• [WRITTEN PROBLEM] List each line of the data that holds the string "values", please.

======== DATASET EXCERPTS

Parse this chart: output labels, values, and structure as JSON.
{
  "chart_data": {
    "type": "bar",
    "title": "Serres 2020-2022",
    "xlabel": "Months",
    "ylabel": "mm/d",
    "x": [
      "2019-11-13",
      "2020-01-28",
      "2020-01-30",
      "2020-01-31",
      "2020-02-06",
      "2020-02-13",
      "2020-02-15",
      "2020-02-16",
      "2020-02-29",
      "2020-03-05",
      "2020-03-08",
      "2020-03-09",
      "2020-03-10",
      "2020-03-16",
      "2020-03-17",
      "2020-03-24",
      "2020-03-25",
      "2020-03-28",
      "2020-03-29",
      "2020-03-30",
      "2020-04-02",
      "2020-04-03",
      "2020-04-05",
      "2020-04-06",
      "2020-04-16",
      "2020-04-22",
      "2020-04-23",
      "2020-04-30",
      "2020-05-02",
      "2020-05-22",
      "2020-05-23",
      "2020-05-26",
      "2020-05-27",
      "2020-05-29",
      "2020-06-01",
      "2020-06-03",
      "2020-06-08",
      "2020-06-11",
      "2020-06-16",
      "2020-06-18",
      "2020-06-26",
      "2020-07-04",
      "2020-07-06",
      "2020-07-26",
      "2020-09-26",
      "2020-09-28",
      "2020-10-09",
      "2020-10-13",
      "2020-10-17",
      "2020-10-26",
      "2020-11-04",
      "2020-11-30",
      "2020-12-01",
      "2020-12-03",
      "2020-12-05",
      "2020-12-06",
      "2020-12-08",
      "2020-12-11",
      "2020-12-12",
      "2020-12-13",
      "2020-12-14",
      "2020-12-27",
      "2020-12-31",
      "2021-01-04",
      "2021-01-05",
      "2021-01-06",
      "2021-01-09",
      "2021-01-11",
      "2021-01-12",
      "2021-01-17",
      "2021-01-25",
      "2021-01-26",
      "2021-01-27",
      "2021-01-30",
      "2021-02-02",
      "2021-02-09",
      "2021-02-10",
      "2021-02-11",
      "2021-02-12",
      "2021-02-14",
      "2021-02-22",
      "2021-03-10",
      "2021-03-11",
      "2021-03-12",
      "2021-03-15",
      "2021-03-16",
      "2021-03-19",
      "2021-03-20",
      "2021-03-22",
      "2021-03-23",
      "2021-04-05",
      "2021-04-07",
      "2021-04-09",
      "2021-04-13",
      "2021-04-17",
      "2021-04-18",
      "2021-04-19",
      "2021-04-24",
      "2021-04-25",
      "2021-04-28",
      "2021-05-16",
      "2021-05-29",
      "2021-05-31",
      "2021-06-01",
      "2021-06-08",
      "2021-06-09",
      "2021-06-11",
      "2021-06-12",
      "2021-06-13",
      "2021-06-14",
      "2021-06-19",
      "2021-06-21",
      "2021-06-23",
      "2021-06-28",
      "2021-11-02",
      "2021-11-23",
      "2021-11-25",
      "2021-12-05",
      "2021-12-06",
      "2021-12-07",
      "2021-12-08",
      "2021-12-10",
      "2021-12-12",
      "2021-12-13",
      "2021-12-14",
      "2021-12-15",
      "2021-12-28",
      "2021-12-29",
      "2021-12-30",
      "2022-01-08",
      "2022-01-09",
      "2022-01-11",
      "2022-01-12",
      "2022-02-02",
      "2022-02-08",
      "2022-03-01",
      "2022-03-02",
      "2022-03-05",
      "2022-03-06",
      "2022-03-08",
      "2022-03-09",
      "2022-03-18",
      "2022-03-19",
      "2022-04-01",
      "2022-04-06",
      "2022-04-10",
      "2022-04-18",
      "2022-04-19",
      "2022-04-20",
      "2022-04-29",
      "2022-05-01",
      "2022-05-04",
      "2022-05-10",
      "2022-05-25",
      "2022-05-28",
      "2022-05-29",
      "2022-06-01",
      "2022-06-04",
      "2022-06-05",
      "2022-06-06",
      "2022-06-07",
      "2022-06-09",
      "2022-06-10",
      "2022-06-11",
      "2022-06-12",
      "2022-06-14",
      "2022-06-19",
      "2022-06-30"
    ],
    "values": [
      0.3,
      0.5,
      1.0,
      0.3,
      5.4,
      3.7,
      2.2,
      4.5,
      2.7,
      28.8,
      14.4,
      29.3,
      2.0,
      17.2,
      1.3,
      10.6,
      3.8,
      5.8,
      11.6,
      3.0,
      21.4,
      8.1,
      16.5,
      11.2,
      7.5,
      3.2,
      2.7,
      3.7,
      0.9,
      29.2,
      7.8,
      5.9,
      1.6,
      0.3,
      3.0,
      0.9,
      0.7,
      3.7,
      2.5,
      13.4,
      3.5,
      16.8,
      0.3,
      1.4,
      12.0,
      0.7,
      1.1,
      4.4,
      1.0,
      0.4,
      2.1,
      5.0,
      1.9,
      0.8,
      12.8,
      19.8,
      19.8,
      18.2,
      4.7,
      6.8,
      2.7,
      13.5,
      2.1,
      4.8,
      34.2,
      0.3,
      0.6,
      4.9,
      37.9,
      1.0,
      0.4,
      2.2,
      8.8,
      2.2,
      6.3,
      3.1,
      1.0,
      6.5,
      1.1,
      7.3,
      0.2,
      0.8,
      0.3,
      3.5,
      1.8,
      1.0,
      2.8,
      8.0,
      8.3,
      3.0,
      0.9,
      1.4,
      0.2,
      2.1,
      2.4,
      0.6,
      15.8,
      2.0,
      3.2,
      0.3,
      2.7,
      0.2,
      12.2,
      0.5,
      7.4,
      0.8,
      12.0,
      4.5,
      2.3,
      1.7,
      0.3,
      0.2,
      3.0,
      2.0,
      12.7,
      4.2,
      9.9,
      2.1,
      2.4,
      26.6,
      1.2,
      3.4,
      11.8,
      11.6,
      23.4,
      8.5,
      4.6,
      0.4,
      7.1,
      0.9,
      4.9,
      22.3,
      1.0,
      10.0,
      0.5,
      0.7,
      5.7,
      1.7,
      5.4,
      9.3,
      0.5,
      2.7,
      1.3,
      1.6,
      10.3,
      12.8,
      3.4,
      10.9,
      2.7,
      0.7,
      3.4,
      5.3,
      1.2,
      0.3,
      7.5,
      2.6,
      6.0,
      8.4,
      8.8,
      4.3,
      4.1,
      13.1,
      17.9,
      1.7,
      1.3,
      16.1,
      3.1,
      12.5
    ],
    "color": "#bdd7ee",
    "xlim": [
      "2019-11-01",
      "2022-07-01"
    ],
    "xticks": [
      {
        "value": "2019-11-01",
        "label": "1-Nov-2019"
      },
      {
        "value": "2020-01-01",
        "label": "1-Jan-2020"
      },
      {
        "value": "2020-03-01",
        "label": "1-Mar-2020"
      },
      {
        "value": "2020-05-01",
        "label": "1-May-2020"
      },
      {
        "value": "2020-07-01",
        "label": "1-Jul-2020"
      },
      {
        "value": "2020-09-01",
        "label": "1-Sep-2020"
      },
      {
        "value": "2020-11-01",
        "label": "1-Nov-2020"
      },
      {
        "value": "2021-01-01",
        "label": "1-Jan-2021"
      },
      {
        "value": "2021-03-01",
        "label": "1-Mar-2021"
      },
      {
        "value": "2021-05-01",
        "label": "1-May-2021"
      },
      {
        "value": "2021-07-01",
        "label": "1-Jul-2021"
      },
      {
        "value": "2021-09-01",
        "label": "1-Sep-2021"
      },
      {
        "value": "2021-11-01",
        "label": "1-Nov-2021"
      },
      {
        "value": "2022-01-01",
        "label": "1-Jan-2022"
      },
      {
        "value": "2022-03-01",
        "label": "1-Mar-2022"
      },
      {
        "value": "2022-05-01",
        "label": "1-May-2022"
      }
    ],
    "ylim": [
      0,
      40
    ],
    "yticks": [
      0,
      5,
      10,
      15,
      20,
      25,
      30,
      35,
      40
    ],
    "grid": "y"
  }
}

================

• [REPLY]
Parse this chart: output labels, values, and structure as JSON.
    "values": [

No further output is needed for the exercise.